→ Work instructions
In how many lines does the string "link" appear? Answer with the number only.

━━━━━ Data for processing

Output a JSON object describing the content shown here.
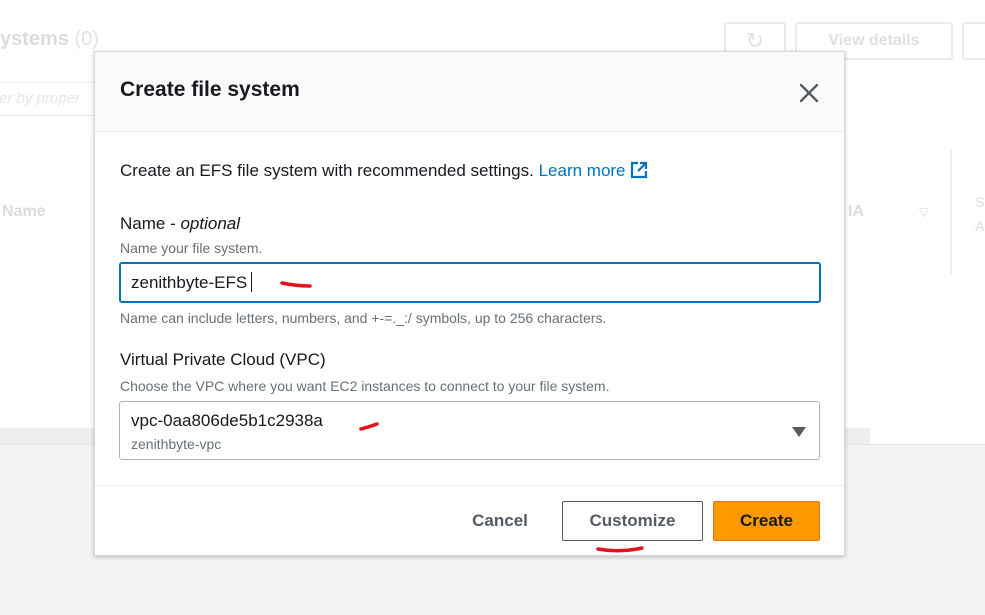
{
  "background": {
    "title": "ystems",
    "title_count": "(0)",
    "view_details_label": "View details",
    "filter_placeholder": "er by proper",
    "column_name": "Name",
    "column_ia": "IA",
    "column_sa_line1": "S",
    "column_sa_line2": "A"
  },
  "modal": {
    "title": "Create file system",
    "intro_text": "Create an EFS file system with recommended settings.",
    "learn_more_label": "Learn more",
    "name_field": {
      "label": "Name -",
      "label_optional": "optional",
      "description": "Name your file system.",
      "value": "zenithbyte-EFS",
      "hint": "Name can include letters, numbers, and +-=._:/ symbols, up to 256 characters."
    },
    "vpc_field": {
      "label": "Virtual Private Cloud (VPC)",
      "description": "Choose the VPC where you want EC2 instances to connect to your file system.",
      "selected_id": "vpc-0aa806de5b1c2938a",
      "selected_name": "zenithbyte-vpc"
    },
    "buttons": {
      "cancel": "Cancel",
      "customize": "Customize",
      "create": "Create"
    }
  },
  "colors": {
    "link": "#0073bb",
    "primary_button": "#ff9900",
    "focus_border": "#0073bb",
    "annotation": "#e0141e"
  },
  "icons": {
    "close": "close-icon",
    "external_link": "external-link-icon",
    "dropdown": "caret-down-icon",
    "refresh": "refresh-icon"
  }
}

━━━━━━━━━━

→ Solution for this task
2